Read through the entries below and return each line with the word "sourceActor".

* _Supplied data_:
· · ·

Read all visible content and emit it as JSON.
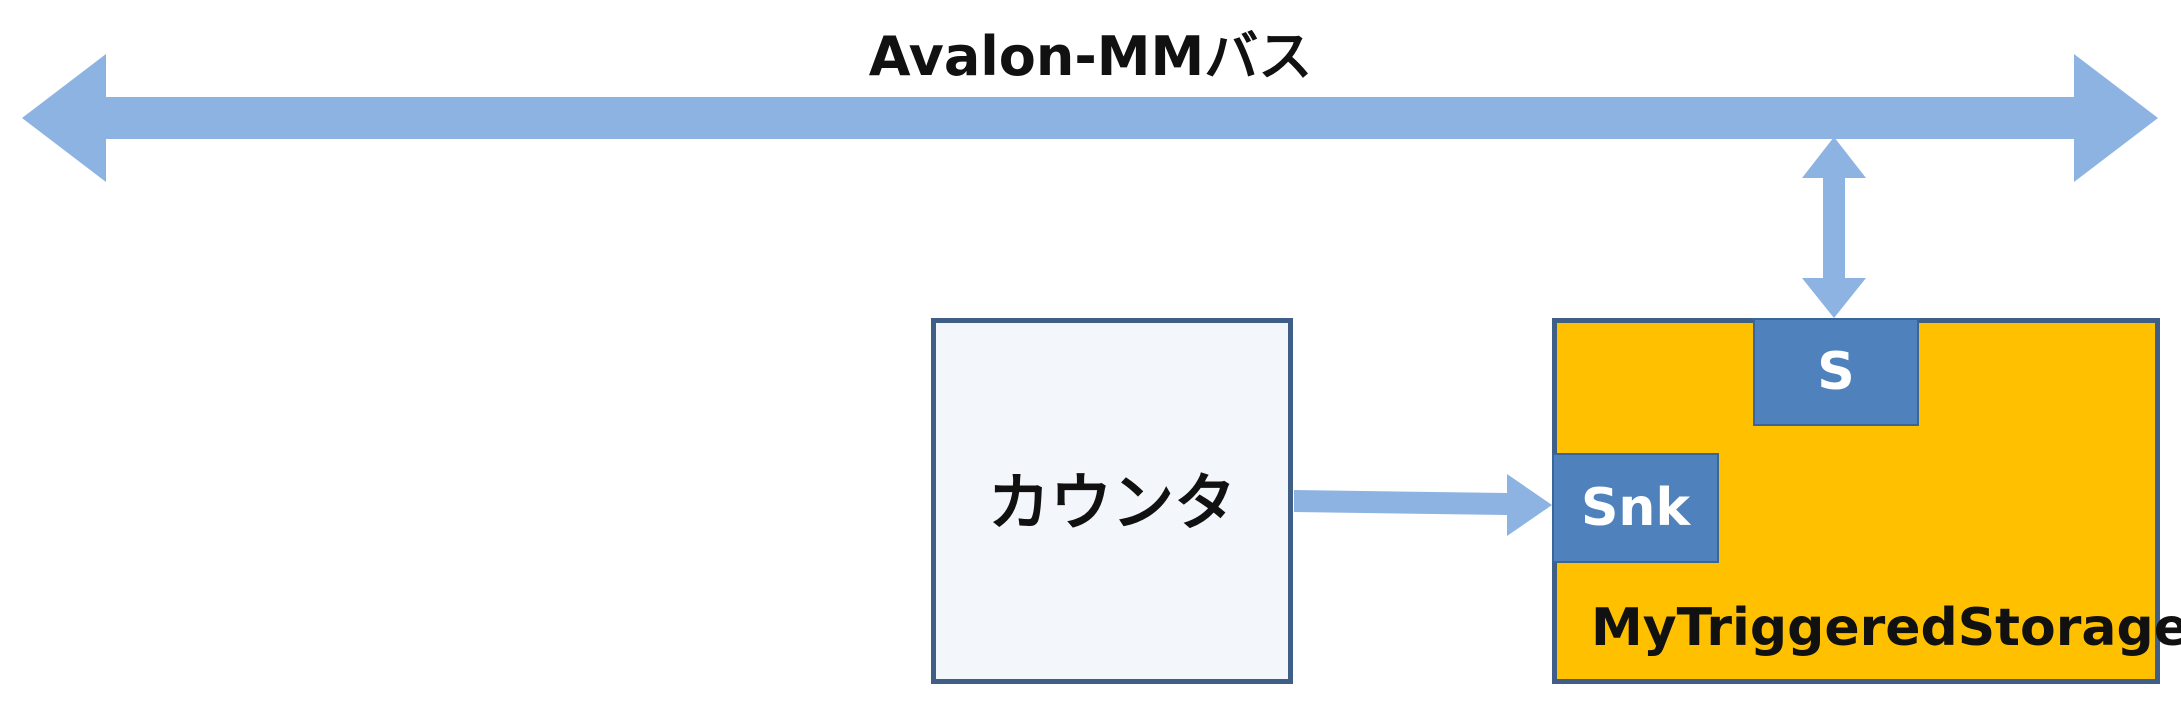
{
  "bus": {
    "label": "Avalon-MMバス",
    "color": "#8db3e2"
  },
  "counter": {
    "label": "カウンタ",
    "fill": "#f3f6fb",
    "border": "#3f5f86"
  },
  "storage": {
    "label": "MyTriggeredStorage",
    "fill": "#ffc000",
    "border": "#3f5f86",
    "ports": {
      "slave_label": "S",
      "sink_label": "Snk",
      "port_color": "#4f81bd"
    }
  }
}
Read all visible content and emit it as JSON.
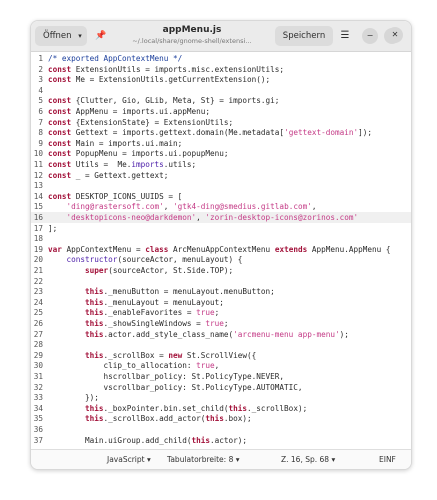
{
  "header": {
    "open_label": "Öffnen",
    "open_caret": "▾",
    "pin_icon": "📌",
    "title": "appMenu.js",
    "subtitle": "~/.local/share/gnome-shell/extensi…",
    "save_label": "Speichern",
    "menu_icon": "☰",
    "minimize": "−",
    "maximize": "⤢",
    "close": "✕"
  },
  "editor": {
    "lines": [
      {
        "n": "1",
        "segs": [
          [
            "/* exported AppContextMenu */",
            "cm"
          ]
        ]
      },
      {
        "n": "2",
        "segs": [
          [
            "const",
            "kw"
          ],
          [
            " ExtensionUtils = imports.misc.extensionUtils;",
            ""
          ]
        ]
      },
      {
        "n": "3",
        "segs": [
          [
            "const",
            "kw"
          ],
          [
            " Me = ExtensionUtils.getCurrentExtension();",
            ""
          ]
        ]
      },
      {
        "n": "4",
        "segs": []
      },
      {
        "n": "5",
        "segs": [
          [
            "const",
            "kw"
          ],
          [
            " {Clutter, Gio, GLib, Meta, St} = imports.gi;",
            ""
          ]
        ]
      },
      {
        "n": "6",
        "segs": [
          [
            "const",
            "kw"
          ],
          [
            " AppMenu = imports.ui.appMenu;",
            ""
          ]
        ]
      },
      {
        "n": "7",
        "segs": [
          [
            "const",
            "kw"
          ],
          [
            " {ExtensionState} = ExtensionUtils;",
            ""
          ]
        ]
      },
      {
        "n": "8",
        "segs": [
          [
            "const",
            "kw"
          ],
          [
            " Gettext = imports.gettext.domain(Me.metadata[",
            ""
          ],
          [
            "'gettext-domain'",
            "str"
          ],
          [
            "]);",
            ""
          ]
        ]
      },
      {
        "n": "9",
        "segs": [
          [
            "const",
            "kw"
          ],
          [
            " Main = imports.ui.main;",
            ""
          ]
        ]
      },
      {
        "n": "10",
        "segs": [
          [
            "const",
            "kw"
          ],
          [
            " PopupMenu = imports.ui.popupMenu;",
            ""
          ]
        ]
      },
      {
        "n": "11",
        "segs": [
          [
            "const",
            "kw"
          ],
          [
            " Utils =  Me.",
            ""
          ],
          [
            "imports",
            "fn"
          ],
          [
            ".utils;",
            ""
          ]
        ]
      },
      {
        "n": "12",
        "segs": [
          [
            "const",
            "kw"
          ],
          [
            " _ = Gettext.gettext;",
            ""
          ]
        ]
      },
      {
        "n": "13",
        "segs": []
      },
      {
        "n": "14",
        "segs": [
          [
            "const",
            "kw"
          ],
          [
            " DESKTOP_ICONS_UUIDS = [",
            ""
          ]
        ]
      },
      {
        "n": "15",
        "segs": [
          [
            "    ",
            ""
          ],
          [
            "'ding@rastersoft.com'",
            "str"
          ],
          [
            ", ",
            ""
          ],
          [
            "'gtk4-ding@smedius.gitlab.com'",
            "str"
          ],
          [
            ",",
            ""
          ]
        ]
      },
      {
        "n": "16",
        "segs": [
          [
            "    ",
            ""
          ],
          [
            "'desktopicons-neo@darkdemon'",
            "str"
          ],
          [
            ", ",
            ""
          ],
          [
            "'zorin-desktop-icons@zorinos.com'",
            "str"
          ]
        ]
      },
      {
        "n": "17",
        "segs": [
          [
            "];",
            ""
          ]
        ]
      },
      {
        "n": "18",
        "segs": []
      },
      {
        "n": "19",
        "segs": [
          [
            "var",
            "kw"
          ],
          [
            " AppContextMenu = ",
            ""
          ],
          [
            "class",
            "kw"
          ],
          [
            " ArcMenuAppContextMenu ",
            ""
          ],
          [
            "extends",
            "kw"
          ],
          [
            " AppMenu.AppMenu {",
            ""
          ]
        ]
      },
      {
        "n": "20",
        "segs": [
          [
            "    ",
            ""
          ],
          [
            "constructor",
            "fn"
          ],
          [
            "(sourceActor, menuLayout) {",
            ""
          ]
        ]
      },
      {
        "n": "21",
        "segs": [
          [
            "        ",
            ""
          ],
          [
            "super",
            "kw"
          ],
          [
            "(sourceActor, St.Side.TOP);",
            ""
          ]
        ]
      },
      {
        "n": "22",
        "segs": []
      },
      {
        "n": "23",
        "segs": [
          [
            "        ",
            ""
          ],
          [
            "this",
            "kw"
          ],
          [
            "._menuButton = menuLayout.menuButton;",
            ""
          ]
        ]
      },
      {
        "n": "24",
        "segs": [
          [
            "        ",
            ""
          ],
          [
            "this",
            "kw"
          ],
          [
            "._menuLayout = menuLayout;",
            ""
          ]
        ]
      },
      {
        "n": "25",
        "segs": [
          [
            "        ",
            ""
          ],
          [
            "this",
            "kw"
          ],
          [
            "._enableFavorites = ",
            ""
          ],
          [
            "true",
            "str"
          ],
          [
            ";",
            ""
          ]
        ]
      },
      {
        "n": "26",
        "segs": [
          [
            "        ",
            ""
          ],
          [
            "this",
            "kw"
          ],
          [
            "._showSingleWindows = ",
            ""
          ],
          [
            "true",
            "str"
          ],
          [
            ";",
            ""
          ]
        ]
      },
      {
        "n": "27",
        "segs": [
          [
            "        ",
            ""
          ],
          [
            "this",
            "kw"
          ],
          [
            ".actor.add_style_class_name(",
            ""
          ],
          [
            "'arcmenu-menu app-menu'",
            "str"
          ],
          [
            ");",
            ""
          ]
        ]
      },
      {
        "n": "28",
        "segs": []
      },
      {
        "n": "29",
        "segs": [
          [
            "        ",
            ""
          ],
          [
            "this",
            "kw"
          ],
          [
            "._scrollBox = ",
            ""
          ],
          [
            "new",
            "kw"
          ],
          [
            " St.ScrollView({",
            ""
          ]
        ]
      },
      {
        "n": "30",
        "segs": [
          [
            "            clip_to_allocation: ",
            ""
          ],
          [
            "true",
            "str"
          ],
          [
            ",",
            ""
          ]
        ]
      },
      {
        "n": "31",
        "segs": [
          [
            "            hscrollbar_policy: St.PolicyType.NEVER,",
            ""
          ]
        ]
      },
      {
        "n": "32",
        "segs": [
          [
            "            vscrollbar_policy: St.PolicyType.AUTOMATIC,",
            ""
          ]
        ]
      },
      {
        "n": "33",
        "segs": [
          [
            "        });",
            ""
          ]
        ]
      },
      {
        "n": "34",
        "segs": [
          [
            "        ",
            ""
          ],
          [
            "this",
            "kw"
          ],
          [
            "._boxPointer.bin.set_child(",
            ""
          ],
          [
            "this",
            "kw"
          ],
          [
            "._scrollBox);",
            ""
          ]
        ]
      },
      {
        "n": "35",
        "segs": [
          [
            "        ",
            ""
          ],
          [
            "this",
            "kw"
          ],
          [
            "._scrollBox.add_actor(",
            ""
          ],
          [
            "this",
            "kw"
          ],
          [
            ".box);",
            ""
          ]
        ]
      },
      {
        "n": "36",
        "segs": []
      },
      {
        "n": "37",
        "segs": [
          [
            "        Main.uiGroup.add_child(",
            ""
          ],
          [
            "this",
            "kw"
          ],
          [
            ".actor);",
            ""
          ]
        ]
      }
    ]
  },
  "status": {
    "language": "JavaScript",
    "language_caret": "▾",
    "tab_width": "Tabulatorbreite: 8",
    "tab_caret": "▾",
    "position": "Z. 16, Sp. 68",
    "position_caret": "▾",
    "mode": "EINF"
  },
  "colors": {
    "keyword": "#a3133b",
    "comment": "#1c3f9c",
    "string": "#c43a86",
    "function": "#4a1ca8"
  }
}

· · ·

* _Right answer_:
            "(sourceActor, menuLayout) {",
            "(sourceActor, St.Side.TOP);",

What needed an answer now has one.